Stated problem:
What is the number of lines containing "RXPin"? Give only that number.

■ ■ ■

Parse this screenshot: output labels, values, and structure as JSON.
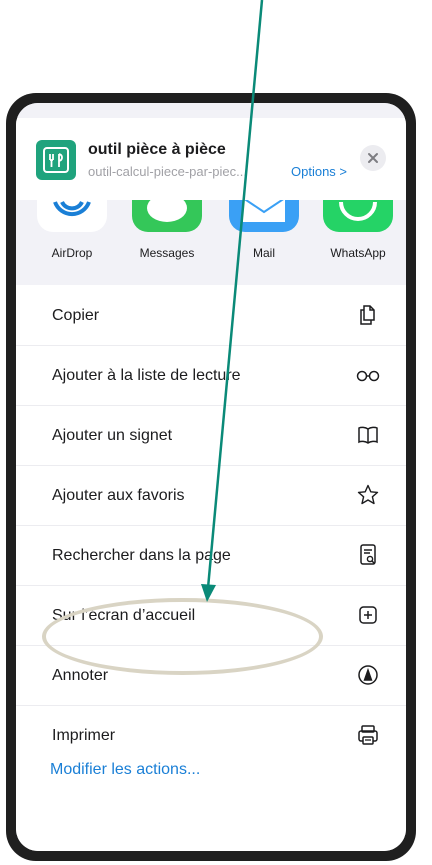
{
  "share_sheet": {
    "title": "outil pièce à pièce",
    "subtitle": "outil-calcul-piece-par-piec...",
    "options_label": "Options >",
    "close_icon": "close-icon"
  },
  "apps": [
    {
      "label": "AirDrop",
      "icon": "airdrop-icon",
      "color": "#ffffff"
    },
    {
      "label": "Messages",
      "icon": "messages-icon",
      "color": "#34c759"
    },
    {
      "label": "Mail",
      "icon": "mail-icon",
      "color": "#3aa0f5"
    },
    {
      "label": "WhatsApp",
      "icon": "whatsapp-icon",
      "color": "#25d366"
    }
  ],
  "actions": [
    {
      "label": "Copier",
      "icon": "copy-icon"
    },
    {
      "label": "Ajouter à la liste de lecture",
      "icon": "glasses-icon"
    },
    {
      "label": "Ajouter un signet",
      "icon": "book-icon"
    },
    {
      "label": "Ajouter aux favoris",
      "icon": "star-icon"
    },
    {
      "label": "Rechercher dans la page",
      "icon": "search-page-icon"
    },
    {
      "label": "Sur l’écran d’accueil",
      "icon": "add-square-icon"
    },
    {
      "label": "Annoter",
      "icon": "markup-icon"
    },
    {
      "label": "Imprimer",
      "icon": "print-icon"
    }
  ],
  "footer": {
    "modify_label": "Modifier les actions..."
  },
  "colors": {
    "accent_blue": "#1a7fd6",
    "brand_green": "#1fa37d",
    "annotation_arrow": "#0a8a78",
    "annotation_ellipse": "#d9d4c4"
  }
}
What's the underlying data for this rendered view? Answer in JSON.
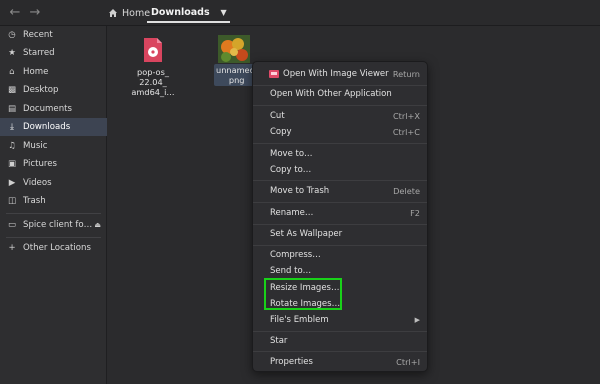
{
  "header": {
    "back_icon": "back-arrow-icon",
    "forward_icon": "forward-arrow-icon",
    "home_label": "Home",
    "current_folder": "Downloads"
  },
  "sidebar": {
    "items": [
      {
        "label": "Recent",
        "icon": "clock-icon"
      },
      {
        "label": "Starred",
        "icon": "star-icon"
      },
      {
        "label": "Home",
        "icon": "home-icon"
      },
      {
        "label": "Desktop",
        "icon": "desktop-icon"
      },
      {
        "label": "Documents",
        "icon": "document-icon"
      },
      {
        "label": "Downloads",
        "icon": "download-icon",
        "active": true
      },
      {
        "label": "Music",
        "icon": "music-icon"
      },
      {
        "label": "Pictures",
        "icon": "pictures-icon"
      },
      {
        "label": "Videos",
        "icon": "video-icon"
      },
      {
        "label": "Trash",
        "icon": "trash-icon"
      }
    ],
    "device": {
      "label": "Spice client fo…",
      "icon": "folder-icon"
    },
    "other_locations": "Other Locations"
  },
  "files": [
    {
      "name_lines": [
        "pop-os_",
        "22.04_",
        "amd64_i…"
      ],
      "icon": "iso-disc-icon"
    },
    {
      "name_lines": [
        "unnamed.",
        "png"
      ],
      "icon": "image-thumbnail-icon",
      "selected": true
    }
  ],
  "context_menu": {
    "items": [
      {
        "label": "Open With Image Viewer",
        "accel": "Return",
        "icon": "image-viewer-icon"
      },
      {
        "label": "Open With Other Application"
      },
      {
        "label": "Cut",
        "accel": "Ctrl+X"
      },
      {
        "label": "Copy",
        "accel": "Ctrl+C"
      },
      {
        "label": "Move to…"
      },
      {
        "label": "Copy to…"
      },
      {
        "label": "Move to Trash",
        "accel": "Delete"
      },
      {
        "label": "Rename…",
        "accel": "F2"
      },
      {
        "label": "Set As Wallpaper"
      },
      {
        "label": "Compress…"
      },
      {
        "label": "Send to…"
      },
      {
        "label": "Resize Images…"
      },
      {
        "label": "Rotate Images…"
      },
      {
        "label": "File's Emblem",
        "submenu": true
      },
      {
        "label": "Star"
      },
      {
        "label": "Properties",
        "accel": "Ctrl+I"
      }
    ]
  },
  "highlight_color": "#19d119",
  "accent_color": "#3d4452"
}
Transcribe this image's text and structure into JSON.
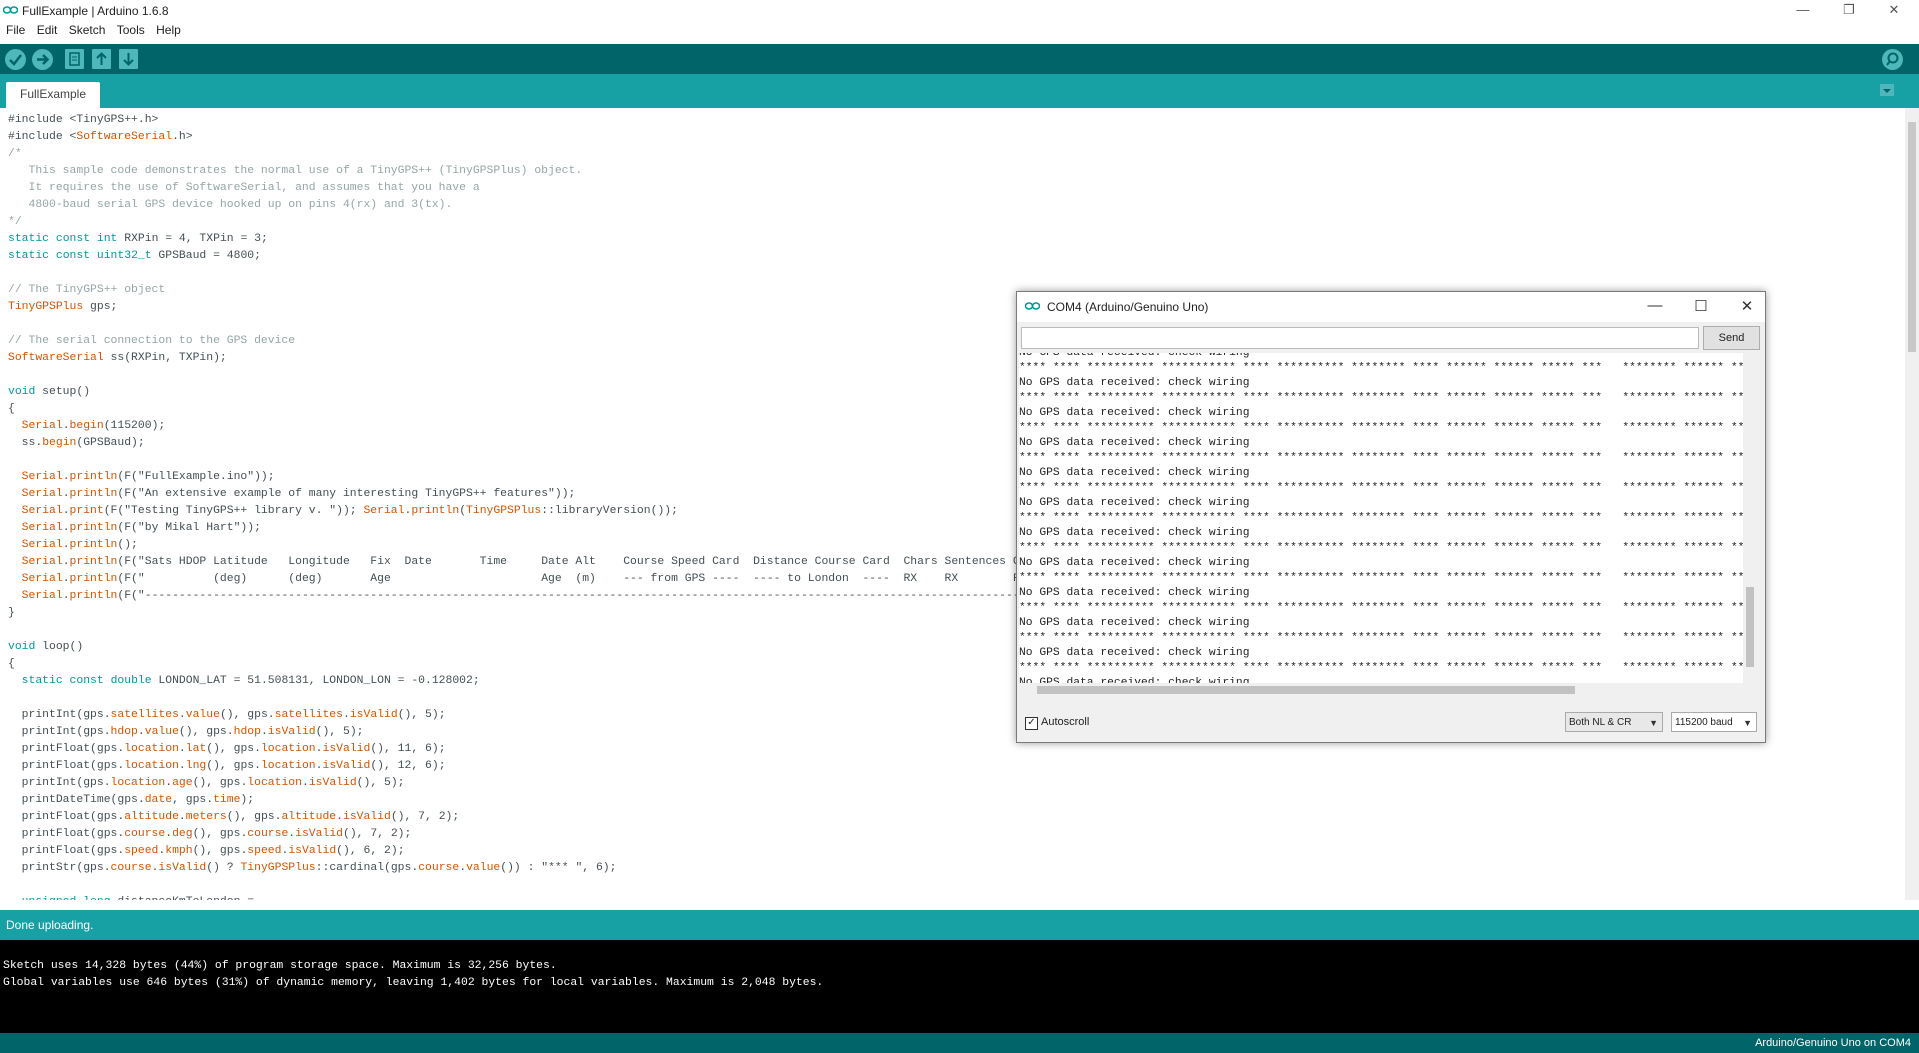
{
  "window": {
    "title": "FullExample | Arduino 1.6.8",
    "min": "—",
    "restore": "❐",
    "close": "✕"
  },
  "menu": [
    "File",
    "Edit",
    "Sketch",
    "Tools",
    "Help"
  ],
  "tab": {
    "label": "FullExample"
  },
  "code_lines": [
    "#include <TinyGPS++.h>",
    "#include <SoftwareSerial.h>",
    "/*",
    "   This sample code demonstrates the normal use of a TinyGPS++ (TinyGPSPlus) object.",
    "   It requires the use of SoftwareSerial, and assumes that you have a",
    "   4800-baud serial GPS device hooked up on pins 4(rx) and 3(tx).",
    "*/",
    "static const int RXPin = 4, TXPin = 3;",
    "static const uint32_t GPSBaud = 4800;",
    "",
    "// The TinyGPS++ object",
    "TinyGPSPlus gps;",
    "",
    "// The serial connection to the GPS device",
    "SoftwareSerial ss(RXPin, TXPin);",
    "",
    "void setup()",
    "{",
    "  Serial.begin(115200);",
    "  ss.begin(GPSBaud);",
    "",
    "  Serial.println(F(\"FullExample.ino\"));",
    "  Serial.println(F(\"An extensive example of many interesting TinyGPS++ features\"));",
    "  Serial.print(F(\"Testing TinyGPS++ library v. \")); Serial.println(TinyGPSPlus::libraryVersion());",
    "  Serial.println(F(\"by Mikal Hart\"));",
    "  Serial.println();",
    "  Serial.println(F(\"Sats HDOP Latitude   Longitude   Fix  Date       Time     Date Alt    Course Speed Card  Distance Course Card  Chars Sentences Checksum\"));",
    "  Serial.println(F(\"          (deg)      (deg)       Age                      Age  (m)    --- from GPS ----  ---- to London  ----  RX    RX        Fail\"));",
    "  Serial.println(F(\"---------------------------------------------------------------------------------------------------------------------------------------\"));",
    "}",
    "",
    "void loop()",
    "{",
    "  static const double LONDON_LAT = 51.508131, LONDON_LON = -0.128002;",
    "",
    "  printInt(gps.satellites.value(), gps.satellites.isValid(), 5);",
    "  printInt(gps.hdop.value(), gps.hdop.isValid(), 5);",
    "  printFloat(gps.location.lat(), gps.location.isValid(), 11, 6);",
    "  printFloat(gps.location.lng(), gps.location.isValid(), 12, 6);",
    "  printInt(gps.location.age(), gps.location.isValid(), 5);",
    "  printDateTime(gps.date, gps.time);",
    "  printFloat(gps.altitude.meters(), gps.altitude.isValid(), 7, 2);",
    "  printFloat(gps.course.deg(), gps.course.isValid(), 7, 2);",
    "  printFloat(gps.speed.kmph(), gps.speed.isValid(), 6, 2);",
    "  printStr(gps.course.isValid() ? TinyGPSPlus::cardinal(gps.course.value()) : \"*** \", 6);",
    "",
    "  unsigned long distanceKmToLondon ="
  ],
  "status": {
    "message": "Done uploading."
  },
  "console_lines": [
    "Sketch uses 14,328 bytes (44%) of program storage space. Maximum is 32,256 bytes.",
    "Global variables use 646 bytes (31%) of dynamic memory, leaving 1,402 bytes for local variables. Maximum is 2,048 bytes."
  ],
  "board": "Arduino/Genuino Uno on COM4",
  "serial_monitor": {
    "title": "COM4 (Arduino/Genuino Uno)",
    "send_label": "Send",
    "input_value": "",
    "output_lines": [
      "No GPS data received: check wiring",
      "**** **** ********** *********** **** ********** ******** **** ****** ****** ***** ***   ******** ****** ***",
      "No GPS data received: check wiring",
      "**** **** ********** *********** **** ********** ******** **** ****** ****** ***** ***   ******** ****** ***",
      "No GPS data received: check wiring",
      "**** **** ********** *********** **** ********** ******** **** ****** ****** ***** ***   ******** ****** ***",
      "No GPS data received: check wiring",
      "**** **** ********** *********** **** ********** ******** **** ****** ****** ***** ***   ******** ****** ***",
      "No GPS data received: check wiring",
      "**** **** ********** *********** **** ********** ******** **** ****** ****** ***** ***   ******** ****** ***",
      "No GPS data received: check wiring",
      "**** **** ********** *********** **** ********** ******** **** ****** ****** ***** ***   ******** ****** ***",
      "No GPS data received: check wiring",
      "**** **** ********** *********** **** ********** ******** **** ****** ****** ***** ***   ******** ****** ***",
      "No GPS data received: check wiring",
      "**** **** ********** *********** **** ********** ******** **** ****** ****** ***** ***   ******** ****** ***",
      "No GPS data received: check wiring",
      "**** **** ********** *********** **** ********** ******** **** ****** ****** ***** ***   ******** ****** ***",
      "No GPS data received: check wiring",
      "**** **** ********** *********** **** ********** ******** **** ****** ****** ***** ***   ******** ****** ***",
      "No GPS data received: check wiring",
      "**** **** ********** *********** **** ********** ******** **** ****** ****** ***** ***   ******** ****** ***",
      "No GPS data received: check wiring",
      "**** **** ********** *********** **** ********** ******** **** ****** ****** ***** ***   ******** ****** ***"
    ],
    "autoscroll_label": "Autoscroll",
    "line_ending": "Both NL & CR",
    "baud": "115200 baud"
  },
  "colors": {
    "toolbar": "#006468",
    "tabbar": "#17a1a5",
    "keyword": "#00979c",
    "function": "#d35400",
    "comment": "#95a5a6"
  }
}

■ ■ ■

Response to this task:
2